start INPUT FOR THIS TASK
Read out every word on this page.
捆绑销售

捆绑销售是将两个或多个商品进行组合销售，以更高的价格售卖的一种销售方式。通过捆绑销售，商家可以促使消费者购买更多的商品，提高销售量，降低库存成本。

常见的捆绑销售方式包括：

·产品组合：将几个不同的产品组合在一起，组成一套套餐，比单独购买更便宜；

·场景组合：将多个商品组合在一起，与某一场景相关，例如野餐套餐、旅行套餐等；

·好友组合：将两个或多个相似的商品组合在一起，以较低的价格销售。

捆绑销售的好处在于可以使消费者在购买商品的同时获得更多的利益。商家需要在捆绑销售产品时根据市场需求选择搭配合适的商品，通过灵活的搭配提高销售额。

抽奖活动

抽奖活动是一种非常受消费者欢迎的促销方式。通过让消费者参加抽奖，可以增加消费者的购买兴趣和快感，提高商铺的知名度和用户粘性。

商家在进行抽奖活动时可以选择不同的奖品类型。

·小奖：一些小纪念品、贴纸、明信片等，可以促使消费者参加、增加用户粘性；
end INPUT FOR THIS TASK
> **REQUIREMENTS**
Each record above should be restated word for word.

> **ANSWER TO THIS PROBLEM**
Read out every word on this page.
捆绑销售

捆绑销售是将两个或多个商品进行组合销售，以更高的价格售卖的一种销售方式。通过捆绑销售，商家可以促使消费者购买更多的商品，提高销售量，降低库存成本。

常见的捆绑销售方式包括：

·产品组合：将几个不同的产品组合在一起，组成一套套餐，比单独购买更便宜；

·场景组合：将多个商品组合在一起，与某一场景相关，例如野餐套餐、旅行套餐等；

·好友组合：将两个或多个相似的商品组合在一起，以较低的价格销售。

捆绑销售的好处在于可以使消费者在购买商品的同时获得更多的利益。商家需要在捆绑销售产品时根据市场需求选择搭配合适的商品，通过灵活的搭配提高销售额。

抽奖活动

抽奖活动是一种非常受消费者欢迎的促销方式。通过让消费者参加抽奖，可以增加消费者的购买兴趣和快感，提高商铺的知名度和用户粘性。

商家在进行抽奖活动时可以选择不同的奖品类型。

·小奖：一些小纪念品、贴纸、明信片等，可以促使消费者参加、增加用户粘性；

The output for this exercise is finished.